▶ **Brief**:
Emit the entire listing verbatim.

▶ **Provided records**:
** Start **

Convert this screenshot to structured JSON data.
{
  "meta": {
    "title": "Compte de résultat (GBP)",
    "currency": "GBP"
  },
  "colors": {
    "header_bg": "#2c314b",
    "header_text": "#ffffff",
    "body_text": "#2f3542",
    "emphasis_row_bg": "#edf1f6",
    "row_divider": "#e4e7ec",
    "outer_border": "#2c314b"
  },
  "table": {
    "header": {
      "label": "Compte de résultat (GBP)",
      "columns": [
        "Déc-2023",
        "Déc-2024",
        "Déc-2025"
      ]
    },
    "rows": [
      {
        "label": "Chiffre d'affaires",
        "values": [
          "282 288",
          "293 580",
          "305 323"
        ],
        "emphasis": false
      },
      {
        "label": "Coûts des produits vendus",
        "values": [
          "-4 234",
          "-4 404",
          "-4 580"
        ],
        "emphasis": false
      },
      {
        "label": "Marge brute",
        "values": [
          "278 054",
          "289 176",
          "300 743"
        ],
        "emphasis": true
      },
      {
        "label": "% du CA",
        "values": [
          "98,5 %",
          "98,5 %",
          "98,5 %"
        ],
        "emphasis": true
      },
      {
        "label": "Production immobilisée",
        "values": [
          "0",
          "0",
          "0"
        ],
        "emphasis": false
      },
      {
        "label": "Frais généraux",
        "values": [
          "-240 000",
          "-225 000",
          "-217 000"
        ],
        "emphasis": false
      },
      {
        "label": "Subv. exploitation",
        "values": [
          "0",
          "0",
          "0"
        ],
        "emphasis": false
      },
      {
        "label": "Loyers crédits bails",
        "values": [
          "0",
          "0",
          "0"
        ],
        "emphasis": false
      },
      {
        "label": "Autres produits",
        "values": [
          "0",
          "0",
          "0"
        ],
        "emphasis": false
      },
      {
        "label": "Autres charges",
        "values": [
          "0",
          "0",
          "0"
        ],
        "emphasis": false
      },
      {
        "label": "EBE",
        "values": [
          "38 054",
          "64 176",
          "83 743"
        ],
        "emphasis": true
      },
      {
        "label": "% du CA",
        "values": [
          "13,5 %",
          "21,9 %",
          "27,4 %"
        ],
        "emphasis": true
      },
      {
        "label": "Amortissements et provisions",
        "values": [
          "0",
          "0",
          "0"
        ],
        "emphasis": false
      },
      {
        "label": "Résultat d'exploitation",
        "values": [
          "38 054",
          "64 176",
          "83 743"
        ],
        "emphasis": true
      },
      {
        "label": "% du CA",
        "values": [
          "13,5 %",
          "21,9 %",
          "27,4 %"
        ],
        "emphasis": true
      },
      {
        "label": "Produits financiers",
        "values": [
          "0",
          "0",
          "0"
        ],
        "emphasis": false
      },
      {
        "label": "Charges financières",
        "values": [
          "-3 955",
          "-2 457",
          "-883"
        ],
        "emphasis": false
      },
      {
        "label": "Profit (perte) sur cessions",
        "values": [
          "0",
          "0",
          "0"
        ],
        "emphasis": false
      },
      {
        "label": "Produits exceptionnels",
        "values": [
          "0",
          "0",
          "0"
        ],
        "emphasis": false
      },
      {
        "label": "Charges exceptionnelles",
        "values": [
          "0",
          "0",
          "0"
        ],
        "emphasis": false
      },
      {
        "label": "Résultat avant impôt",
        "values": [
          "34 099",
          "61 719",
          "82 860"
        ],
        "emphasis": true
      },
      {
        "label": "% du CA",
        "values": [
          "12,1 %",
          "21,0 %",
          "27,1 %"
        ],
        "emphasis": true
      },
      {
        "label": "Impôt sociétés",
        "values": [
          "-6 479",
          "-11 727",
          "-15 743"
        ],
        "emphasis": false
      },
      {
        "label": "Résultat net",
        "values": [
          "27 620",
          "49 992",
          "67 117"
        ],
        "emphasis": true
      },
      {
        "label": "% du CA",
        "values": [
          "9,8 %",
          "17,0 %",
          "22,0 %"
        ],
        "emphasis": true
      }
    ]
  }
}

** End **

▶ **Answer below**:
Convert this screenshot to structured JSON data.
{
  "meta": {
    "title": "Compte de résultat (GBP)",
    "currency": "GBP"
  },
  "colors": {
    "header_bg": "#2c314b",
    "header_text": "#ffffff",
    "body_text": "#2f3542",
    "emphasis_row_bg": "#edf1f6",
    "row_divider": "#e4e7ec",
    "outer_border": "#2c314b"
  },
  "table": {
    "header": {
      "label": "Compte de résultat (GBP)",
      "columns": [
        "Déc-2023",
        "Déc-2024",
        "Déc-2025"
      ]
    },
    "rows": [
      {
        "label": "Chiffre d'affaires",
        "values": [
          "282 288",
          "293 580",
          "305 323"
        ],
        "emphasis": false
      },
      {
        "label": "Coûts des produits vendus",
        "values": [
          "-4 234",
          "-4 404",
          "-4 580"
        ],
        "emphasis": false
      },
      {
        "label": "Marge brute",
        "values": [
          "278 054",
          "289 176",
          "300 743"
        ],
        "emphasis": true
      },
      {
        "label": "% du CA",
        "values": [
          "98,5 %",
          "98,5 %",
          "98,5 %"
        ],
        "emphasis": true
      },
      {
        "label": "Production immobilisée",
        "values": [
          "0",
          "0",
          "0"
        ],
        "emphasis": false
      },
      {
        "label": "Frais généraux",
        "values": [
          "-240 000",
          "-225 000",
          "-217 000"
        ],
        "emphasis": false
      },
      {
        "label": "Subv. exploitation",
        "values": [
          "0",
          "0",
          "0"
        ],
        "emphasis": false
      },
      {
        "label": "Loyers crédits bails",
        "values": [
          "0",
          "0",
          "0"
        ],
        "emphasis": false
      },
      {
        "label": "Autres produits",
        "values": [
          "0",
          "0",
          "0"
        ],
        "emphasis": false
      },
      {
        "label": "Autres charges",
        "values": [
          "0",
          "0",
          "0"
        ],
        "emphasis": false
      },
      {
        "label": "EBE",
        "values": [
          "38 054",
          "64 176",
          "83 743"
        ],
        "emphasis": true
      },
      {
        "label": "% du CA",
        "values": [
          "13,5 %",
          "21,9 %",
          "27,4 %"
        ],
        "emphasis": true
      },
      {
        "label": "Amortissements et provisions",
        "values": [
          "0",
          "0",
          "0"
        ],
        "emphasis": false
      },
      {
        "label": "Résultat d'exploitation",
        "values": [
          "38 054",
          "64 176",
          "83 743"
        ],
        "emphasis": true
      },
      {
        "label": "% du CA",
        "values": [
          "13,5 %",
          "21,9 %",
          "27,4 %"
        ],
        "emphasis": true
      },
      {
        "label": "Produits financiers",
        "values": [
          "0",
          "0",
          "0"
        ],
        "emphasis": false
      },
      {
        "label": "Charges financières",
        "values": [
          "-3 955",
          "-2 457",
          "-883"
        ],
        "emphasis": false
      },
      {
        "label": "Profit (perte) sur cessions",
        "values": [
          "0",
          "0",
          "0"
        ],
        "emphasis": false
      },
      {
        "label": "Produits exceptionnels",
        "values": [
          "0",
          "0",
          "0"
        ],
        "emphasis": false
      },
      {
        "label": "Charges exceptionnelles",
        "values": [
          "0",
          "0",
          "0"
        ],
        "emphasis": false
      },
      {
        "label": "Résultat avant impôt",
        "values": [
          "34 099",
          "61 719",
          "82 860"
        ],
        "emphasis": true
      },
      {
        "label": "% du CA",
        "values": [
          "12,1 %",
          "21,0 %",
          "27,1 %"
        ],
        "emphasis": true
      },
      {
        "label": "Impôt sociétés",
        "values": [
          "-6 479",
          "-11 727",
          "-15 743"
        ],
        "emphasis": false
      },
      {
        "label": "Résultat net",
        "values": [
          "27 620",
          "49 992",
          "67 117"
        ],
        "emphasis": true
      },
      {
        "label": "% du CA",
        "values": [
          "9,8 %",
          "17,0 %",
          "22,0 %"
        ],
        "emphasis": true
      }
    ]
  }
}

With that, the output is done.